═════ INPUT FOR THIS TASK ═════
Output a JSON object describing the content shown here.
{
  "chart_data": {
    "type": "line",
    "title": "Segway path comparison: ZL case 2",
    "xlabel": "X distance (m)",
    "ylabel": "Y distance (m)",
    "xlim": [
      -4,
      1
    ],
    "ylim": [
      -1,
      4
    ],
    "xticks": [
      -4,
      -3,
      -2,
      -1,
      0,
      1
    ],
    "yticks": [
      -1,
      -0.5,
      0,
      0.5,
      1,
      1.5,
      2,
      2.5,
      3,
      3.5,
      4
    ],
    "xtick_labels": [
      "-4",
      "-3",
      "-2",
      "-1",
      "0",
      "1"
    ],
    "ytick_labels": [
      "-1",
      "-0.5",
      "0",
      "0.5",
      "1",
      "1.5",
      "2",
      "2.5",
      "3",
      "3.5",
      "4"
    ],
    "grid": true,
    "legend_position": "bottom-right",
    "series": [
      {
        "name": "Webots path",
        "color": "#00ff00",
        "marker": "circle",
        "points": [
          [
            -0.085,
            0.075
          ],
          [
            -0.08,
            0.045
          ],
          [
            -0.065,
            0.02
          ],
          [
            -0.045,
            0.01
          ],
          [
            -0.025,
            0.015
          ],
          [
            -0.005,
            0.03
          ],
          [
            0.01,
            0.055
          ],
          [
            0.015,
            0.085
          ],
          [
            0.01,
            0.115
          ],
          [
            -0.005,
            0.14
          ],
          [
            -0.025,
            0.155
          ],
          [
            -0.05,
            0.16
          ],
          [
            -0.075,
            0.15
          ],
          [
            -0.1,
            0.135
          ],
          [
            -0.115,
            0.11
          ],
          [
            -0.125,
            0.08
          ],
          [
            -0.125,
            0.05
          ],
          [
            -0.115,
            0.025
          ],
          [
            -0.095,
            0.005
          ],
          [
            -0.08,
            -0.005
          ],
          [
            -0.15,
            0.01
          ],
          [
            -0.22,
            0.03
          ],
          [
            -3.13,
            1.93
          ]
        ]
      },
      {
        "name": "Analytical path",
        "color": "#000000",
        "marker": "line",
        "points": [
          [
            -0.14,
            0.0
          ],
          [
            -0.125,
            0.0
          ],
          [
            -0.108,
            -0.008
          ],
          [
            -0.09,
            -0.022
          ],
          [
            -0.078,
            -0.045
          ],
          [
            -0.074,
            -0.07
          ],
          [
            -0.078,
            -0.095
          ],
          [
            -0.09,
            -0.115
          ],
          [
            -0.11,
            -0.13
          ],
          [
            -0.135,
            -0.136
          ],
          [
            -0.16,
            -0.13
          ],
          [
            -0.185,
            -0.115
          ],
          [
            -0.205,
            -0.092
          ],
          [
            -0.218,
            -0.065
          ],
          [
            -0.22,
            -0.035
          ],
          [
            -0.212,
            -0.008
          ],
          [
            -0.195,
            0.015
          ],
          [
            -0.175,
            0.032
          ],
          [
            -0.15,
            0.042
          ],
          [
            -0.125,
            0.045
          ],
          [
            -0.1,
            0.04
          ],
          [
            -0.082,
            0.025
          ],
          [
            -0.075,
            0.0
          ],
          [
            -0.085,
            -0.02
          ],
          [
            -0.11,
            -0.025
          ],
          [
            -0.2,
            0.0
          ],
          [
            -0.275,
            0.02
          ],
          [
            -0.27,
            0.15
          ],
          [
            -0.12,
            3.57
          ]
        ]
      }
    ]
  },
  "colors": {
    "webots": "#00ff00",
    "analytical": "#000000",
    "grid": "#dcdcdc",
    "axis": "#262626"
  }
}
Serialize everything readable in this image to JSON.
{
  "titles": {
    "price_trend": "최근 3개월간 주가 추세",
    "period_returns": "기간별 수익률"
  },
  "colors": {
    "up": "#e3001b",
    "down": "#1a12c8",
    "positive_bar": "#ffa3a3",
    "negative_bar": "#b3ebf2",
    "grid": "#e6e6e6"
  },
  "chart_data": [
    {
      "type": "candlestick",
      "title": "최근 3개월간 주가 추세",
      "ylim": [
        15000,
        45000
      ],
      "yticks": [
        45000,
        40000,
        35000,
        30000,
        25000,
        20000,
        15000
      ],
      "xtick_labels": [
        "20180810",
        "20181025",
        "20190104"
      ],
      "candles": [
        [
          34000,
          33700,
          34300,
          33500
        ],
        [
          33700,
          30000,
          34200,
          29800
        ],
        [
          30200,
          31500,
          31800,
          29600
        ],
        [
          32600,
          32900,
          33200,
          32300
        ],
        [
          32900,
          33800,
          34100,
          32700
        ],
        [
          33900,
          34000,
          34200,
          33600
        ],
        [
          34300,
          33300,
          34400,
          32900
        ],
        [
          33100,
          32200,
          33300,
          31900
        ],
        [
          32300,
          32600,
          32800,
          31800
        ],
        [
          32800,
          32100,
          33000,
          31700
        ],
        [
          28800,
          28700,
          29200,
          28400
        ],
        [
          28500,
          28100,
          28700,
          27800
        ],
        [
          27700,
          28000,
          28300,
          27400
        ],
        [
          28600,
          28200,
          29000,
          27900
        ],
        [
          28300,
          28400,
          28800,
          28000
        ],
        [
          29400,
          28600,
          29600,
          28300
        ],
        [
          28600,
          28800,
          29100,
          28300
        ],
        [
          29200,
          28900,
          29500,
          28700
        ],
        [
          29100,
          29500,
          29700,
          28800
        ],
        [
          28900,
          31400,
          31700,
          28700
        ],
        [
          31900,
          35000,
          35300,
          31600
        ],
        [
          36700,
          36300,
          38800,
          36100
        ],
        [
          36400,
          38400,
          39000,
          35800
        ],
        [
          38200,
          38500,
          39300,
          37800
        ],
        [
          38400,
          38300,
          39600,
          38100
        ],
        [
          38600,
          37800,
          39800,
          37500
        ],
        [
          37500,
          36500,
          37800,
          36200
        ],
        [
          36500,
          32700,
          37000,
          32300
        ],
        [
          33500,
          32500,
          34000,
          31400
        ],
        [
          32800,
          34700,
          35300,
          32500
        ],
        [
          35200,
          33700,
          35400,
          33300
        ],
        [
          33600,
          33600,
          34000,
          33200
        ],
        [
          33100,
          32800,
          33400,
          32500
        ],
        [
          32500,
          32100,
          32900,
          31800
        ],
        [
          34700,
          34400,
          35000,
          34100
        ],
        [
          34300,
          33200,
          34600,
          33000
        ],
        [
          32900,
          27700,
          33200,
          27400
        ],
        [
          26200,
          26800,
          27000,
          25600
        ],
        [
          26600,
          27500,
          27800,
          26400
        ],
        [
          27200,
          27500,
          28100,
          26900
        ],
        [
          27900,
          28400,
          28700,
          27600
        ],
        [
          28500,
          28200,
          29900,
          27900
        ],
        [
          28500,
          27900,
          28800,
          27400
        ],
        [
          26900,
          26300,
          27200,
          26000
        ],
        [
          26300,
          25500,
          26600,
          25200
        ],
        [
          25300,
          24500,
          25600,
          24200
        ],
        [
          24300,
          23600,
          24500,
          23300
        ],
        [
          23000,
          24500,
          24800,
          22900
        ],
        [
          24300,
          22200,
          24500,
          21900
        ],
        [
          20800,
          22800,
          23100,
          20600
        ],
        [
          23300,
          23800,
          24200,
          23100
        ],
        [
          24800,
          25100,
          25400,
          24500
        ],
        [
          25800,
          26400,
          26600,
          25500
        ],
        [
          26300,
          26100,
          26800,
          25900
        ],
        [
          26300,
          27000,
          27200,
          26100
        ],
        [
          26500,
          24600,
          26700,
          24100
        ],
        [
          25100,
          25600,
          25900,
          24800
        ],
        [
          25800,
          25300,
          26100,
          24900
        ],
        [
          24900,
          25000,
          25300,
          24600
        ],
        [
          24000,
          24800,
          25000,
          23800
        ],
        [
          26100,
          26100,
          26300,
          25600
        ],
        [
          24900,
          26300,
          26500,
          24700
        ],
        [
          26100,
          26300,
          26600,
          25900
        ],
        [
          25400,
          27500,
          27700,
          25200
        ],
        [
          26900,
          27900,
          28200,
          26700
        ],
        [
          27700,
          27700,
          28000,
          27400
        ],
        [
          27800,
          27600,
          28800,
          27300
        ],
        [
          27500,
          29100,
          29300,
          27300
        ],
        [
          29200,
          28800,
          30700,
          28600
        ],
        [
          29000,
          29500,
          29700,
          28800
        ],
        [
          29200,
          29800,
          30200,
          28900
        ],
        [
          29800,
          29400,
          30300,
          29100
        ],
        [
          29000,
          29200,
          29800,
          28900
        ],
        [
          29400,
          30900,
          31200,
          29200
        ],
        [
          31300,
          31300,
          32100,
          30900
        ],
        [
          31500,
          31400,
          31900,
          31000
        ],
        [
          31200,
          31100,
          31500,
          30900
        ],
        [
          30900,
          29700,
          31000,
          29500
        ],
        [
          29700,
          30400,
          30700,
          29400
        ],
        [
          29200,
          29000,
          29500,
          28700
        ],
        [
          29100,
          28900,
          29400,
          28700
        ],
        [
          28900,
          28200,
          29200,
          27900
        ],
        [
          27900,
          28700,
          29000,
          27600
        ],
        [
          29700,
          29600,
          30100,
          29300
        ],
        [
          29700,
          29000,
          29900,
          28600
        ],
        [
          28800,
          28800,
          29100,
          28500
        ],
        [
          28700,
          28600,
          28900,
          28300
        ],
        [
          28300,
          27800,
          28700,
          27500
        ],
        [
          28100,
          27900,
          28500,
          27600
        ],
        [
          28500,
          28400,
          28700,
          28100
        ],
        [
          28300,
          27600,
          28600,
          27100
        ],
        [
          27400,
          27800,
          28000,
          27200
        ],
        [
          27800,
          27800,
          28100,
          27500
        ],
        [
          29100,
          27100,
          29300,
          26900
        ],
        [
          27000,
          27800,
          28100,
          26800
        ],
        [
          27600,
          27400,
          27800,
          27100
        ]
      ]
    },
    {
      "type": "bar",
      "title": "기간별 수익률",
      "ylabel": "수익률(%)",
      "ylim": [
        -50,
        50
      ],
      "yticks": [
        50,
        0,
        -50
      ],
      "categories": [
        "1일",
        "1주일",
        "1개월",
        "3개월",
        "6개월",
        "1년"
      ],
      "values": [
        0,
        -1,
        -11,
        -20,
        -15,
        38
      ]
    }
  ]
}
═════
* **WORK REQUIRED**
Search the entries for the word "path" and copy every line that has it.

* **RESULT FOR THIS EXERCISE**
    "title": "Segway path comparison: ZL case 2",
        "name": "Webots path",
        "name": "Analytical path",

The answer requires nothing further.